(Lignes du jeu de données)
►
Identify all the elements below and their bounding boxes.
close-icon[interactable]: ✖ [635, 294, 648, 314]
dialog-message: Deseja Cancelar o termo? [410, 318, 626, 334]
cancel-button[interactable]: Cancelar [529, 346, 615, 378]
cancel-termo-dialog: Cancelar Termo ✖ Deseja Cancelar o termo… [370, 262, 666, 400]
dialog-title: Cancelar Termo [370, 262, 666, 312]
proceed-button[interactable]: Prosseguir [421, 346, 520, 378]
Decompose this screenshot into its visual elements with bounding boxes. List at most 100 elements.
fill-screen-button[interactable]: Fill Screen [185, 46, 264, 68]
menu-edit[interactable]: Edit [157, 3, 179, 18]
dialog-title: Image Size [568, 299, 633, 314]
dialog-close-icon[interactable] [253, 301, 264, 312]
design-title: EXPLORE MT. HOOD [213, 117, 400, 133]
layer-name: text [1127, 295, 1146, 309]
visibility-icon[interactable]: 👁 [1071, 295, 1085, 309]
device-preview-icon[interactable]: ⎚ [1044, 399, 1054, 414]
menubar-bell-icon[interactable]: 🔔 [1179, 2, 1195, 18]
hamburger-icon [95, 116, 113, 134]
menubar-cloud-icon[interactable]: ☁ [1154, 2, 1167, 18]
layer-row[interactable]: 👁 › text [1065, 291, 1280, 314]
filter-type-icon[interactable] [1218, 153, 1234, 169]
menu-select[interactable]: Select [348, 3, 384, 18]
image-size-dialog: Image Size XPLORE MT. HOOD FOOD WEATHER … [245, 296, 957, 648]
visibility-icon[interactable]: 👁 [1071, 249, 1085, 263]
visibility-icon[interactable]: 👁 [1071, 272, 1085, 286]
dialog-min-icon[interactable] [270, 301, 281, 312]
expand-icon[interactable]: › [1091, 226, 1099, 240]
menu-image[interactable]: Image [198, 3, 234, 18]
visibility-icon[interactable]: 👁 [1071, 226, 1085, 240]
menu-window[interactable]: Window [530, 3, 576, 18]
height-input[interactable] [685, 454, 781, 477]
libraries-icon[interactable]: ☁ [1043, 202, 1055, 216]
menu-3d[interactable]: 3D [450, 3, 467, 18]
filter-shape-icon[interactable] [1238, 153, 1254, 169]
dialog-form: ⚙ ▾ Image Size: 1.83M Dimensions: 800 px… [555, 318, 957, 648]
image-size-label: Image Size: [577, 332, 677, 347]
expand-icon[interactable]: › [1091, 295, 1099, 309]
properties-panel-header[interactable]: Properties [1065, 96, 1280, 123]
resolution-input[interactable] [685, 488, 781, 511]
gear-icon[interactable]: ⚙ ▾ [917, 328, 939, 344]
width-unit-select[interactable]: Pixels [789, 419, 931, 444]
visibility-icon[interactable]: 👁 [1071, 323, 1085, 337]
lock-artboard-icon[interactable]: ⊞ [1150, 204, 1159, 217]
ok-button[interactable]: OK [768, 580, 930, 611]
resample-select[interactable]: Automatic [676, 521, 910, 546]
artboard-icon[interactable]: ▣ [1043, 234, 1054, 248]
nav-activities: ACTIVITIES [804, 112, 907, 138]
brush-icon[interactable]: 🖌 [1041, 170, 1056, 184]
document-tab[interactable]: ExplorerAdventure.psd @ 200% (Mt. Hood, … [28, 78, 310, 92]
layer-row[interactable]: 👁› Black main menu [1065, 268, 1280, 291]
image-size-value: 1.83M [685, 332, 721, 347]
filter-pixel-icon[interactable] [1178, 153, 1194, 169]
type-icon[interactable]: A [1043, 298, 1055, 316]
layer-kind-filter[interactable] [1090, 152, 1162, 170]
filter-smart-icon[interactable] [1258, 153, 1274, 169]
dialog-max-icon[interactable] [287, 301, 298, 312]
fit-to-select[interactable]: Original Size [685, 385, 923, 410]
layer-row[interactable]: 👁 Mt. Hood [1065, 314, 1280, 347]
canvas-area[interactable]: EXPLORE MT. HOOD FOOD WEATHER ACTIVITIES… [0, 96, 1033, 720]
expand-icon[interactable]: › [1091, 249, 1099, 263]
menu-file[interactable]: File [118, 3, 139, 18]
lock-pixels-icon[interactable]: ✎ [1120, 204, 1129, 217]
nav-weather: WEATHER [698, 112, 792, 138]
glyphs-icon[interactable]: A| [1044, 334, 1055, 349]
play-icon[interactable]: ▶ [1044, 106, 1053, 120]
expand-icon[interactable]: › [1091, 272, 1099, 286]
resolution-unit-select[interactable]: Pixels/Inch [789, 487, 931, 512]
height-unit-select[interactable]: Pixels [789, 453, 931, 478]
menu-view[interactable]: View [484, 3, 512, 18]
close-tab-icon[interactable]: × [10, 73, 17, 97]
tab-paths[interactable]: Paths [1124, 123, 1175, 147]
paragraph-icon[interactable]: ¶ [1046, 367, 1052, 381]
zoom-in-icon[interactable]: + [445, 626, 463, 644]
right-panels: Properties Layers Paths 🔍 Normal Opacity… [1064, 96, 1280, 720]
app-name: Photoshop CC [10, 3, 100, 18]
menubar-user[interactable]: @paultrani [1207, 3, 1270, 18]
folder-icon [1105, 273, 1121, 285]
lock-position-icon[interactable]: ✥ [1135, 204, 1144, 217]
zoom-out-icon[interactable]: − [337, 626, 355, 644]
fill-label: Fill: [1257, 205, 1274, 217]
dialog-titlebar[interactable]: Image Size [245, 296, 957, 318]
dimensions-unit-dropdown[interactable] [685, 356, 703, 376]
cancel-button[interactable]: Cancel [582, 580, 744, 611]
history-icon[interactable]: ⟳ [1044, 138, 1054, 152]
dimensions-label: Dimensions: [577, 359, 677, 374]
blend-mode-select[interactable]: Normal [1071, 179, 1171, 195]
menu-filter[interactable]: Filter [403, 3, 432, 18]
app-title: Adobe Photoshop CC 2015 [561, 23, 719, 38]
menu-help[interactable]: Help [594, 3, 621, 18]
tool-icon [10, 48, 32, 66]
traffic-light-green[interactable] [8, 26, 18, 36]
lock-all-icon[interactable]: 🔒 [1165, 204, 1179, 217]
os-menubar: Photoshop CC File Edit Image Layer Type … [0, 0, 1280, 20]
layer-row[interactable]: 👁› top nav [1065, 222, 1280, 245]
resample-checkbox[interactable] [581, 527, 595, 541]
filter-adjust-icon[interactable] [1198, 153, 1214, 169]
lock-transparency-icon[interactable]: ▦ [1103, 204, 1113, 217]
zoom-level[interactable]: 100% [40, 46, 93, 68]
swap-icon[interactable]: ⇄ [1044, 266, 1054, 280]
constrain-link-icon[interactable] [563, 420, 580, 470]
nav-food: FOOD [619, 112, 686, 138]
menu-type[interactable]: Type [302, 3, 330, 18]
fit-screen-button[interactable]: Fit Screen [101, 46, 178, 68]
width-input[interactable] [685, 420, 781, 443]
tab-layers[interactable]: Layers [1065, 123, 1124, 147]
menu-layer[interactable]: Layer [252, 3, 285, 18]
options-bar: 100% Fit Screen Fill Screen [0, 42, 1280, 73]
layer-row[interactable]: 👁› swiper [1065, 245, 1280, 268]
◄
Consigne écrite: Reproduisez mot pour mot toutes les entrées ci-dessus, ligne par ligne.

Réponse complète:
Identify all the elements below and their bounding boxes.
close-icon[interactable]: ✖ [635, 294, 648, 314]
dialog-message: Deseja Cancelar o termo? [410, 318, 626, 334]
cancel-button[interactable]: Cancelar [529, 346, 615, 378]
cancel-termo-dialog: Cancelar Termo ✖ Deseja Cancelar o termo… [370, 262, 666, 400]
dialog-title: Cancelar Termo [370, 262, 666, 312]
proceed-button[interactable]: Prosseguir [421, 346, 520, 378]
Decompose this screenshot into its visual elements with bounding boxes. List at most 100 elements.
fill-screen-button[interactable]: Fill Screen [185, 46, 264, 68]
menu-edit[interactable]: Edit [157, 3, 179, 18]
dialog-title: Image Size [568, 299, 633, 314]
dialog-close-icon[interactable] [253, 301, 264, 312]
design-title: EXPLORE MT. HOOD [213, 117, 400, 133]
layer-name: text [1127, 295, 1146, 309]
visibility-icon[interactable]: 👁 [1071, 295, 1085, 309]
device-preview-icon[interactable]: ⎚ [1044, 399, 1054, 414]
menubar-bell-icon[interactable]: 🔔 [1179, 2, 1195, 18]
hamburger-icon [95, 116, 113, 134]
menubar-cloud-icon[interactable]: ☁ [1154, 2, 1167, 18]
layer-row[interactable]: 👁 › text [1065, 291, 1280, 314]
filter-type-icon[interactable] [1218, 153, 1234, 169]
menu-select[interactable]: Select [348, 3, 384, 18]
image-size-dialog: Image Size XPLORE MT. HOOD FOOD WEATHER … [245, 296, 957, 648]
visibility-icon[interactable]: 👁 [1071, 249, 1085, 263]
visibility-icon[interactable]: 👁 [1071, 272, 1085, 286]
dialog-min-icon[interactable] [270, 301, 281, 312]
expand-icon[interactable]: › [1091, 226, 1099, 240]
menu-image[interactable]: Image [198, 3, 234, 18]
visibility-icon[interactable]: 👁 [1071, 226, 1085, 240]
menu-window[interactable]: Window [530, 3, 576, 18]
height-input[interactable] [685, 454, 781, 477]
libraries-icon[interactable]: ☁ [1043, 202, 1055, 216]
menu-3d[interactable]: 3D [450, 3, 467, 18]
filter-shape-icon[interactable] [1238, 153, 1254, 169]
dialog-form: ⚙ ▾ Image Size: 1.83M Dimensions: 800 px… [555, 318, 957, 648]
image-size-label: Image Size: [577, 332, 677, 347]
expand-icon[interactable]: › [1091, 295, 1099, 309]
properties-panel-header[interactable]: Properties [1065, 96, 1280, 123]
resolution-input[interactable] [685, 488, 781, 511]
gear-icon[interactable]: ⚙ ▾ [917, 328, 939, 344]
width-unit-select[interactable]: Pixels [789, 419, 931, 444]
visibility-icon[interactable]: 👁 [1071, 323, 1085, 337]
lock-artboard-icon[interactable]: ⊞ [1150, 204, 1159, 217]
ok-button[interactable]: OK [768, 580, 930, 611]
resample-select[interactable]: Automatic [676, 521, 910, 546]
artboard-icon[interactable]: ▣ [1043, 234, 1054, 248]
nav-activities: ACTIVITIES [804, 112, 907, 138]
brush-icon[interactable]: 🖌 [1041, 170, 1056, 184]
document-tab[interactable]: ExplorerAdventure.psd @ 200% (Mt. Hood, … [28, 78, 310, 92]
layer-row[interactable]: 👁› Black main menu [1065, 268, 1280, 291]
image-size-value: 1.83M [685, 332, 721, 347]
filter-pixel-icon[interactable] [1178, 153, 1194, 169]
type-icon[interactable]: A [1043, 298, 1055, 316]
layer-kind-filter[interactable] [1090, 152, 1162, 170]
filter-smart-icon[interactable] [1258, 153, 1274, 169]
dialog-max-icon[interactable] [287, 301, 298, 312]
fit-to-select[interactable]: Original Size [685, 385, 923, 410]
layer-row[interactable]: 👁 Mt. Hood [1065, 314, 1280, 347]
canvas-area[interactable]: EXPLORE MT. HOOD FOOD WEATHER ACTIVITIES… [0, 96, 1033, 720]
expand-icon[interactable]: › [1091, 249, 1099, 263]
menu-file[interactable]: File [118, 3, 139, 18]
lock-pixels-icon[interactable]: ✎ [1120, 204, 1129, 217]
nav-weather: WEATHER [698, 112, 792, 138]
glyphs-icon[interactable]: A| [1044, 334, 1055, 349]
play-icon[interactable]: ▶ [1044, 106, 1053, 120]
expand-icon[interactable]: › [1091, 272, 1099, 286]
resolution-unit-select[interactable]: Pixels/Inch [789, 487, 931, 512]
height-unit-select[interactable]: Pixels [789, 453, 931, 478]
menu-view[interactable]: View [484, 3, 512, 18]
close-tab-icon[interactable]: × [10, 73, 17, 97]
tab-paths[interactable]: Paths [1124, 123, 1175, 147]
paragraph-icon[interactable]: ¶ [1046, 367, 1052, 381]
zoom-in-icon[interactable]: + [445, 626, 463, 644]
right-panels: Properties Layers Paths 🔍 Normal Opacity… [1064, 96, 1280, 720]
app-name: Photoshop CC [10, 3, 100, 18]
menubar-user[interactable]: @paultrani [1207, 3, 1270, 18]
folder-icon [1105, 273, 1121, 285]
lock-position-icon[interactable]: ✥ [1135, 204, 1144, 217]
zoom-out-icon[interactable]: − [337, 626, 355, 644]
fill-label: Fill: [1257, 205, 1274, 217]
dialog-titlebar[interactable]: Image Size [245, 296, 957, 318]
dimensions-unit-dropdown[interactable] [685, 356, 703, 376]
cancel-button[interactable]: Cancel [582, 580, 744, 611]
history-icon[interactable]: ⟳ [1044, 138, 1054, 152]
dimensions-label: Dimensions: [577, 359, 677, 374]
blend-mode-select[interactable]: Normal [1071, 179, 1171, 195]
menu-filter[interactable]: Filter [403, 3, 432, 18]
app-title: Adobe Photoshop CC 2015 [561, 23, 719, 38]
menu-help[interactable]: Help [594, 3, 621, 18]
tool-icon [10, 48, 32, 66]
traffic-light-green[interactable] [8, 26, 18, 36]
lock-all-icon[interactable]: 🔒 [1165, 204, 1179, 217]
os-menubar: Photoshop CC File Edit Image Layer Type … [0, 0, 1280, 20]
layer-row[interactable]: 👁› top nav [1065, 222, 1280, 245]
resample-checkbox[interactable] [581, 527, 595, 541]
filter-adjust-icon[interactable] [1198, 153, 1214, 169]
lock-transparency-icon[interactable]: ▦ [1103, 204, 1113, 217]
zoom-level[interactable]: 100% [40, 46, 93, 68]
swap-icon[interactable]: ⇄ [1044, 266, 1054, 280]
constrain-link-icon[interactable] [563, 420, 580, 470]
nav-food: FOOD [619, 112, 686, 138]
menu-type[interactable]: Type [302, 3, 330, 18]
fit-screen-button[interactable]: Fit Screen [101, 46, 178, 68]
width-input[interactable] [685, 420, 781, 443]
tab-layers[interactable]: Layers [1065, 123, 1124, 147]
menu-layer[interactable]: Layer [252, 3, 285, 18]
options-bar: 100% Fit Screen Fill Screen [0, 42, 1280, 73]
layer-row[interactable]: 👁› swiper [1065, 245, 1280, 268]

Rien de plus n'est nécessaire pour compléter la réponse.